◆ **WORK TO BE COMPLETED**
Filter the data below, keeping only the lines that contain the string "display". Treat the match as case-sensitive.

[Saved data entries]
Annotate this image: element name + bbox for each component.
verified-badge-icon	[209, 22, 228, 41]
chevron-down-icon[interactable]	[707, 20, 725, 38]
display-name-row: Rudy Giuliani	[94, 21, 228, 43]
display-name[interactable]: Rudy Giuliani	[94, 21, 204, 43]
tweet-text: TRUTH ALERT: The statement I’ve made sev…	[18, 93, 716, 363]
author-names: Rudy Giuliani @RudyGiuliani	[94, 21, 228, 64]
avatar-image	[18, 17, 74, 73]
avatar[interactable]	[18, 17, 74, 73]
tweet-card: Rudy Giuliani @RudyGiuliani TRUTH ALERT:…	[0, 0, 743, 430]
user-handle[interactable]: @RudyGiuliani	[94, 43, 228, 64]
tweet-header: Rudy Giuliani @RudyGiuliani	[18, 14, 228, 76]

◆ **THE RESULT**
display-name-row: Rudy Giuliani	[94, 21, 228, 43]
display-name[interactable]: Rudy Giuliani	[94, 21, 204, 43]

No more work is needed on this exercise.